EXERCISE BRIEF ->
Can you put every line of the records below into a numbered list, skipping blank lines and leaving out the pictures?

Extracted records ->
────────────────────────────────────────
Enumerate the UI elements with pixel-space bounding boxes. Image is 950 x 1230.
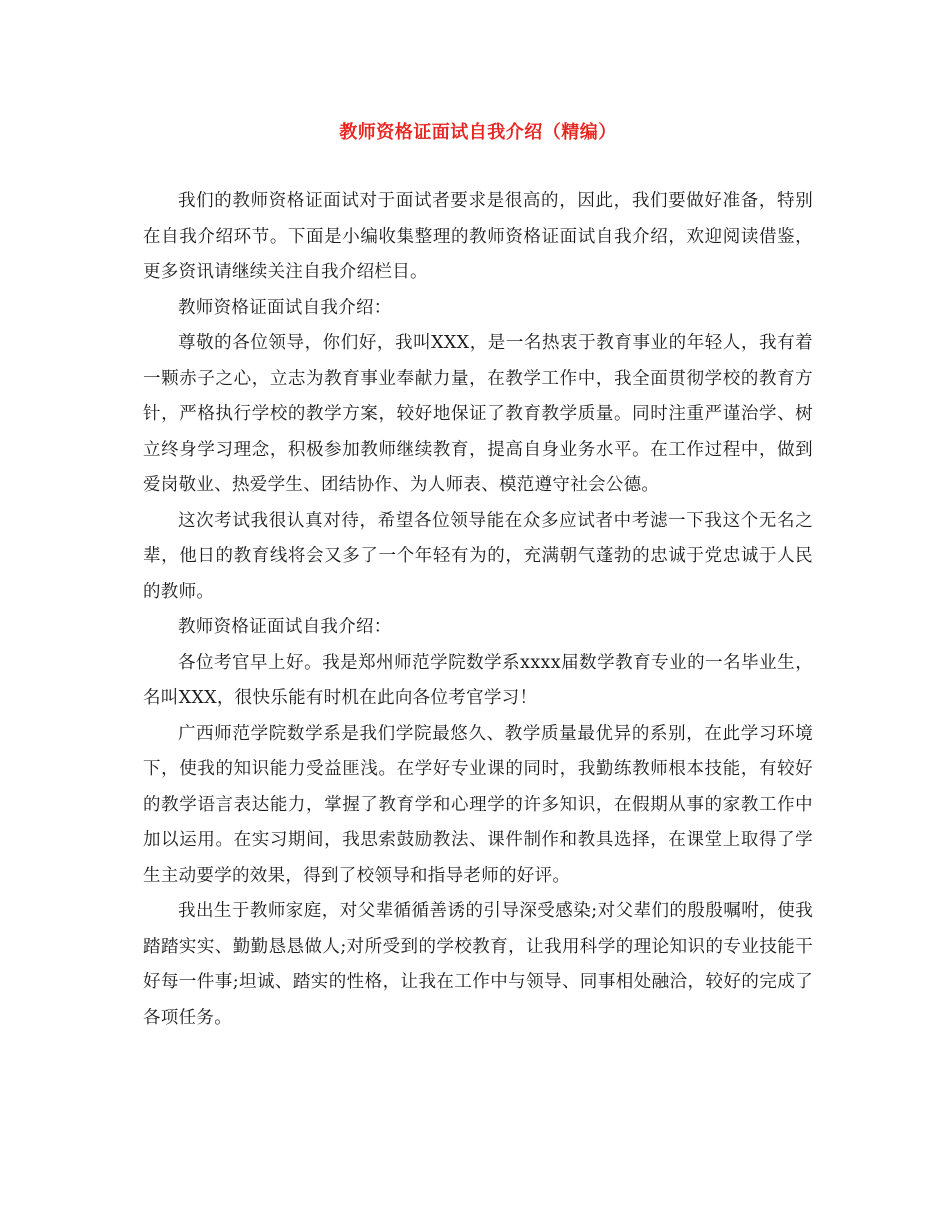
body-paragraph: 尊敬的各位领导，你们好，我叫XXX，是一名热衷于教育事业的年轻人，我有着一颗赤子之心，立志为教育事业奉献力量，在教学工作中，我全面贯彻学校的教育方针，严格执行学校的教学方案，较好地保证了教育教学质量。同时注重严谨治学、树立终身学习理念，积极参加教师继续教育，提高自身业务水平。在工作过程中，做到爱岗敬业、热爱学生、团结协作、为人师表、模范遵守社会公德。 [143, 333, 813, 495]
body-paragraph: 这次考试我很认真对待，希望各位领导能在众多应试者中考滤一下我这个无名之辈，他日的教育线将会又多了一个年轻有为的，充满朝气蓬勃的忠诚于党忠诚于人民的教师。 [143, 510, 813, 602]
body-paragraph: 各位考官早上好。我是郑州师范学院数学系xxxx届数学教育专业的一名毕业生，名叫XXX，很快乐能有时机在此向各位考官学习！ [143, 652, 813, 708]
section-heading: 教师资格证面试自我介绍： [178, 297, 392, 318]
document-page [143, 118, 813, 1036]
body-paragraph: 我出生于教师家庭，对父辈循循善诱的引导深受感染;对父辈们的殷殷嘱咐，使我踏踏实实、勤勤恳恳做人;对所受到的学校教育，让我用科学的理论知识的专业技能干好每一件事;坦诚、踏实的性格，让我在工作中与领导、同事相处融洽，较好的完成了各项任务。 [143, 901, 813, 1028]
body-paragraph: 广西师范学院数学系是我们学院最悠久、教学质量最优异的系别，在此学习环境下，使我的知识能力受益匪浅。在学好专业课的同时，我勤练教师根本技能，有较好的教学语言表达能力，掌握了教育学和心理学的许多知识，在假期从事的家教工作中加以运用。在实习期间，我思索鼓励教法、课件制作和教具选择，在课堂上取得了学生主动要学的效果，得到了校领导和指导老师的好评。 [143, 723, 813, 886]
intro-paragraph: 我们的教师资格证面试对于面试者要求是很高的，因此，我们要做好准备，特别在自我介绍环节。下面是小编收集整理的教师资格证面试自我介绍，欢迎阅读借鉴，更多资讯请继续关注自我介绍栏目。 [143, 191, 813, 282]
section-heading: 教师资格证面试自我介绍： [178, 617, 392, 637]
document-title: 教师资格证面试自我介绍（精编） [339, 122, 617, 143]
────────────────────────────────────────
FULL RESPONSE ->
1. Enumerate the UI elements with pixel-space bounding boxes. Image is 950 x 1230.
2. body-paragraph: 尊敬的各位领导，你们好，我叫XXX，是一名热衷于教育事业的年轻人，我有着一颗赤子之心，立志为教育事业奉献力量，在教学工作中，我全面贯彻学校的教育方针，严格执行学校的教学方案，较好地保证了教育教学质量。同时注重严谨治学、树立终身学习理念，积极参加教师继续教育，提高自身业务水平。在工作过程中，做到爱岗敬业、热爱学生、团结协作、为人师表、模范遵守社会公德。 [143, 333, 813, 495]
3. body-paragraph: 这次考试我很认真对待，希望各位领导能在众多应试者中考滤一下我这个无名之辈，他日的教育线将会又多了一个年轻有为的，充满朝气蓬勃的忠诚于党忠诚于人民的教师。 [143, 510, 813, 602]
4. body-paragraph: 各位考官早上好。我是郑州师范学院数学系xxxx届数学教育专业的一名毕业生，名叫XXX，很快乐能有时机在此向各位考官学习！ [143, 652, 813, 708]
5. section-heading: 教师资格证面试自我介绍： [178, 297, 392, 318]
6. document-page [143, 118, 813, 1036]
7. body-paragraph: 我出生于教师家庭，对父辈循循善诱的引导深受感染;对父辈们的殷殷嘱咐，使我踏踏实实、勤勤恳恳做人;对所受到的学校教育，让我用科学的理论知识的专业技能干好每一件事;坦诚、踏实的性格，让我在工作中与领导、同事相处融洽，较好的完成了各项任务。 [143, 901, 813, 1028]
8. body-paragraph: 广西师范学院数学系是我们学院最悠久、教学质量最优异的系别，在此学习环境下，使我的知识能力受益匪浅。在学好专业课的同时，我勤练教师根本技能，有较好的教学语言表达能力，掌握了教育学和心理学的许多知识，在假期从事的家教工作中加以运用。在实习期间，我思索鼓励教法、课件制作和教具选择，在课堂上取得了学生主动要学的效果，得到了校领导和指导老师的好评。 [143, 723, 813, 886]
9. intro-paragraph: 我们的教师资格证面试对于面试者要求是很高的，因此，我们要做好准备，特别在自我介绍环节。下面是小编收集整理的教师资格证面试自我介绍，欢迎阅读借鉴，更多资讯请继续关注自我介绍栏目。 [143, 191, 813, 282]
10. section-heading: 教师资格证面试自我介绍： [178, 617, 392, 637]
11. document-title: 教师资格证面试自我介绍（精编） [339, 122, 617, 143]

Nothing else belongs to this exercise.